→ **RECORDS SUPPLIED**:
*****
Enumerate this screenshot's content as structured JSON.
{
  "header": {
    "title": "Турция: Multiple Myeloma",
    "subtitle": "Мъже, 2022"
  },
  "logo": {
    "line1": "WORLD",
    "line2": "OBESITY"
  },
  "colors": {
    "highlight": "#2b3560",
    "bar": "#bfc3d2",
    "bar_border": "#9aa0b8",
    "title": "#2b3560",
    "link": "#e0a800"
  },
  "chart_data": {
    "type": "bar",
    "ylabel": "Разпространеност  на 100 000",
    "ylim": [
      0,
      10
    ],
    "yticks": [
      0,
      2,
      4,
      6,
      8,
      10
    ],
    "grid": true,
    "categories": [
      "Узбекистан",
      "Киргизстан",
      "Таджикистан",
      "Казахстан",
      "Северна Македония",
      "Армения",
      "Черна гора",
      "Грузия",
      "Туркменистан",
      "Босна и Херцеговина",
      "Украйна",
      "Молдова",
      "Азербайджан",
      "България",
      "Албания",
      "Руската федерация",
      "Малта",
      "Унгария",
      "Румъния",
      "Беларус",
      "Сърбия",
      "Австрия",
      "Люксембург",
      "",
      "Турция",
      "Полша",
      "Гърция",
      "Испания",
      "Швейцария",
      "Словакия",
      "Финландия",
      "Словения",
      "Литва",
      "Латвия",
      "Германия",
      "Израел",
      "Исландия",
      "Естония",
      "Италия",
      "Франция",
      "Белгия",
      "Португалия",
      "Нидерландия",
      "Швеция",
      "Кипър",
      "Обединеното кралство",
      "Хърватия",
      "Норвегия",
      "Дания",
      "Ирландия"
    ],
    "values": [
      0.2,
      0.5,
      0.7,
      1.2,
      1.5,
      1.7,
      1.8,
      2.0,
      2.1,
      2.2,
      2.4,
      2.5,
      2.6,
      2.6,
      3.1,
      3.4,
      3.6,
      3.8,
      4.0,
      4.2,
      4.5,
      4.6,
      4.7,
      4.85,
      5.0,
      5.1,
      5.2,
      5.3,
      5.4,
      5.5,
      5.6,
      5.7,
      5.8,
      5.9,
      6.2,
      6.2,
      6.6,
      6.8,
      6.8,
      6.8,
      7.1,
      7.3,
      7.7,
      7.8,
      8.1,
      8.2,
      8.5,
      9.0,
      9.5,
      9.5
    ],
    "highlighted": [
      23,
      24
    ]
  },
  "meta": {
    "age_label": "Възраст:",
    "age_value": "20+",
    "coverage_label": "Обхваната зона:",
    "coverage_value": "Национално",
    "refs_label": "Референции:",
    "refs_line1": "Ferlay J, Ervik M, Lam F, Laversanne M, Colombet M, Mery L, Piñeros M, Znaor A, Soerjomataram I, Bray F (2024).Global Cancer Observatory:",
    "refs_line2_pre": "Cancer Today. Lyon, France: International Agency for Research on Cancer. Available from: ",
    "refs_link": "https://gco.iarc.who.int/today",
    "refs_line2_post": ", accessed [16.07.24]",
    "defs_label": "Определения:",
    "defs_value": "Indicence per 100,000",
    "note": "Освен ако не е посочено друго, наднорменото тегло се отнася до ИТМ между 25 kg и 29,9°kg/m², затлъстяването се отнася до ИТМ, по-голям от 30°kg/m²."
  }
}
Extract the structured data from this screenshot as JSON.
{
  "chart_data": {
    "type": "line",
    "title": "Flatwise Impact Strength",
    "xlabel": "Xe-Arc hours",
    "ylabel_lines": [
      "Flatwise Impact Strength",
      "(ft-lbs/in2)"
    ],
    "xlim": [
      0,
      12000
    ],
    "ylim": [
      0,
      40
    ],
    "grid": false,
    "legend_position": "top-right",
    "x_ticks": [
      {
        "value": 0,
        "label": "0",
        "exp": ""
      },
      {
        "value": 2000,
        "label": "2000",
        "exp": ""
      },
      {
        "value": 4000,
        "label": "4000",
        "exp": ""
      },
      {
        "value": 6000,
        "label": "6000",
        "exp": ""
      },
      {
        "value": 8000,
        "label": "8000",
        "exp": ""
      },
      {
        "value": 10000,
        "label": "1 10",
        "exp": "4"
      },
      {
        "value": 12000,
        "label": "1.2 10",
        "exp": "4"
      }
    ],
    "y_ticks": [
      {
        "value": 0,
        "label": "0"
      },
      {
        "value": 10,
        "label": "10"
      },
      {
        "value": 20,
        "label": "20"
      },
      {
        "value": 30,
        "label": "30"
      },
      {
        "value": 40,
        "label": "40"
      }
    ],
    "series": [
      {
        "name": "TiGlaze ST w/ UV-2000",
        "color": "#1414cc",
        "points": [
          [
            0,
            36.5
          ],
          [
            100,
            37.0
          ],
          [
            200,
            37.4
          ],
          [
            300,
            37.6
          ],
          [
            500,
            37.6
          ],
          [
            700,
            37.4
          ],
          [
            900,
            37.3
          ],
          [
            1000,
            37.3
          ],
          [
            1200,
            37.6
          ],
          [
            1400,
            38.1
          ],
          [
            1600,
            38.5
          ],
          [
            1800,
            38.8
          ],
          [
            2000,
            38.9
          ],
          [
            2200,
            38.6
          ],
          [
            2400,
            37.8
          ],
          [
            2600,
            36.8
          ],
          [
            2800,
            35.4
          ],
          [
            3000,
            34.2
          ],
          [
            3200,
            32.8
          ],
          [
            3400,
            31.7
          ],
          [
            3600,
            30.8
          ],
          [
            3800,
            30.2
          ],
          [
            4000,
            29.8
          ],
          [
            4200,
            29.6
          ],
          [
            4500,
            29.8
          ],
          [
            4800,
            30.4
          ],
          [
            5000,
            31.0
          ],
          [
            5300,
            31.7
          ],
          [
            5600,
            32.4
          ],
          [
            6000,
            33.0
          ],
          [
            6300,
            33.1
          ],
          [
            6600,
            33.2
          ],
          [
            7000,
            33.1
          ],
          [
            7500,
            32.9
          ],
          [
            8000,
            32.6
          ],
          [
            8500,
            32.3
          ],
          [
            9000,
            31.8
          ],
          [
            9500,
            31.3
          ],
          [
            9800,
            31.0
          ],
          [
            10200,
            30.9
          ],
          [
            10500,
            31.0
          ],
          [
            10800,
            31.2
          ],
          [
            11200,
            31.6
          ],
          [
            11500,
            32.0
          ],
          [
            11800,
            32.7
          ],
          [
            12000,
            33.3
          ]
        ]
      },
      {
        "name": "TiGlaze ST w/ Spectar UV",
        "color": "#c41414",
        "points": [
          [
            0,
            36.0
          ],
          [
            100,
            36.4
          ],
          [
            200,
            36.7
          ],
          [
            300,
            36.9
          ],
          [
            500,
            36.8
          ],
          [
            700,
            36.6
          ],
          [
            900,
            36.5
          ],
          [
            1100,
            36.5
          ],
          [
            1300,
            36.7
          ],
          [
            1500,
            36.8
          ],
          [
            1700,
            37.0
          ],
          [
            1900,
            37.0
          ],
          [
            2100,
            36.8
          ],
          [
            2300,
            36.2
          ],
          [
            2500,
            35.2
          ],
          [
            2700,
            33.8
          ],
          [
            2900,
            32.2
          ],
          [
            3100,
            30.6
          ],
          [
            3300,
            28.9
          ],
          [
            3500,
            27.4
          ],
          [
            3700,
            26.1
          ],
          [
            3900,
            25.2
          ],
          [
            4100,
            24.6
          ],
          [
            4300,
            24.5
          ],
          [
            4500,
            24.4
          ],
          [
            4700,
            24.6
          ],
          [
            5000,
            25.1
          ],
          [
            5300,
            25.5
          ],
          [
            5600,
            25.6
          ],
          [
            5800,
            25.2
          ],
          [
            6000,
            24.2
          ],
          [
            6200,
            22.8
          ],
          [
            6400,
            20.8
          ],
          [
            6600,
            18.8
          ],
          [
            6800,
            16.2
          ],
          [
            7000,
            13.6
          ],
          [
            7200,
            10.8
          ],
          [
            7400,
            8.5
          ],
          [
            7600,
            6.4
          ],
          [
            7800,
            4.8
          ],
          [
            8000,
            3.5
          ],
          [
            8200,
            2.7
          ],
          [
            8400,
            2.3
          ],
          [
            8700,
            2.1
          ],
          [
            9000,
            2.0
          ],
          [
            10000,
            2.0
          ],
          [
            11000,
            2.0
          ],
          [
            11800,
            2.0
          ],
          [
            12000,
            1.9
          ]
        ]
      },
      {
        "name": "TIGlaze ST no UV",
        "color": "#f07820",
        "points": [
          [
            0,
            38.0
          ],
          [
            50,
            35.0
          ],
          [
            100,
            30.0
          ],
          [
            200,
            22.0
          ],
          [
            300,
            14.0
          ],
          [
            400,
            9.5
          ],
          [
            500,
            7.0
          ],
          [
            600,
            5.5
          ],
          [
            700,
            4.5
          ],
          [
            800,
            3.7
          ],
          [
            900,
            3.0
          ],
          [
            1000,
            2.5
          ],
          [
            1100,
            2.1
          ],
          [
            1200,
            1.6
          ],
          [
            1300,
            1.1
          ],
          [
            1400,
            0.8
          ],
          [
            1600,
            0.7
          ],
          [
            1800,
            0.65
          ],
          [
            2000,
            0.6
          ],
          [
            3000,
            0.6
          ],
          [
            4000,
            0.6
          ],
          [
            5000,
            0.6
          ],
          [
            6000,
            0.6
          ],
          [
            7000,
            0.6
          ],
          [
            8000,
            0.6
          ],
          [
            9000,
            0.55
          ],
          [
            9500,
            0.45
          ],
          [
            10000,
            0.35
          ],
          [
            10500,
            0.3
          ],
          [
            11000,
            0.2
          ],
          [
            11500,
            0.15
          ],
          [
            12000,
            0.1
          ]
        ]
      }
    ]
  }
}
*****
→ **SHORT PROBLEM**: Collect the lines of the records that include the string "structured".

→ **EXERCISE SOLUTION**:
Enumerate this screenshot's content as structured JSON.
Extract the structured data from this screenshot as JSON.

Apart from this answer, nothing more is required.